** START **
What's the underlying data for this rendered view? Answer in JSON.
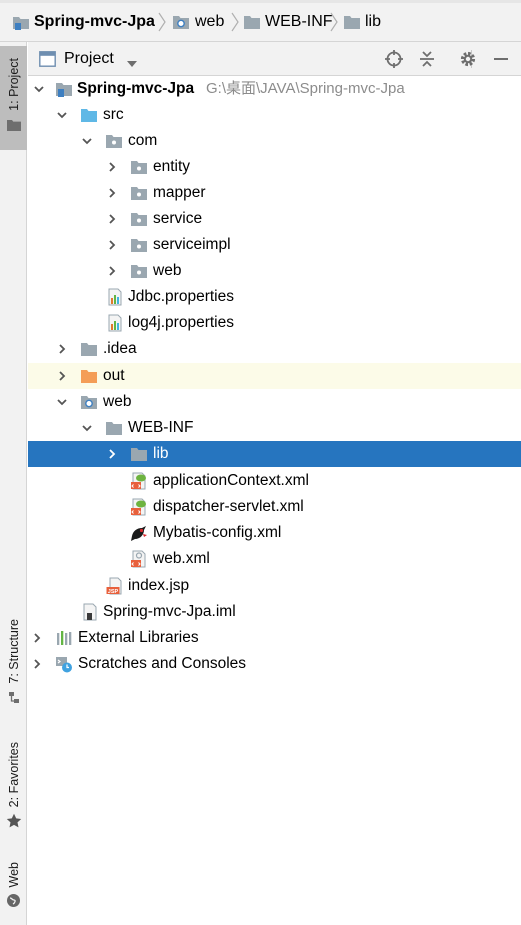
{
  "breadcrumb": {
    "items": [
      {
        "label": "Spring-mvc-Jpa",
        "icon": "project-folder-icon"
      },
      {
        "label": "web",
        "icon": "web-folder-icon"
      },
      {
        "label": "WEB-INF",
        "icon": "folder-icon"
      },
      {
        "label": "lib",
        "icon": "folder-icon"
      }
    ]
  },
  "tool_stripe": {
    "project_tab": "1: Project",
    "structure_tab": "7: Structure",
    "favorites_tab": "2: Favorites",
    "web_tab": "Web"
  },
  "panel": {
    "title": "Project",
    "view_mode": "Project"
  },
  "tree": {
    "root": {
      "label": "Spring-mvc-Jpa",
      "path": "G:\\桌面\\JAVA\\Spring-mvc-Jpa"
    },
    "src": "src",
    "com": "com",
    "entity": "entity",
    "mapper": "mapper",
    "service": "service",
    "serviceimpl": "serviceimpl",
    "web_pkg": "web",
    "jdbc_props": "Jdbc.properties",
    "log4j_props": "log4j.properties",
    "idea": ".idea",
    "out": "out",
    "web_dir": "web",
    "webinf": "WEB-INF",
    "lib": "lib",
    "app_context": "applicationContext.xml",
    "dispatcher": "dispatcher-servlet.xml",
    "mybatis": "Mybatis-config.xml",
    "web_xml": "web.xml",
    "index_jsp": "index.jsp",
    "iml": "Spring-mvc-Jpa.iml",
    "external_libraries": "External Libraries",
    "scratches": "Scratches and Consoles"
  },
  "colors": {
    "selection": "#2675bf",
    "out_highlight": "#fcfbe8",
    "folder_gray": "#9aa7b0",
    "source_folder": "#5fb8e6",
    "excluded_folder": "#f49d57"
  }
}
** END **
Copy each line of the data above that holds "label".

        "label": "Spring-mvc-Jpa",
        "label": "web",
        "label": "WEB-INF",
        "label": "lib",
      "label": "Spring-mvc-Jpa",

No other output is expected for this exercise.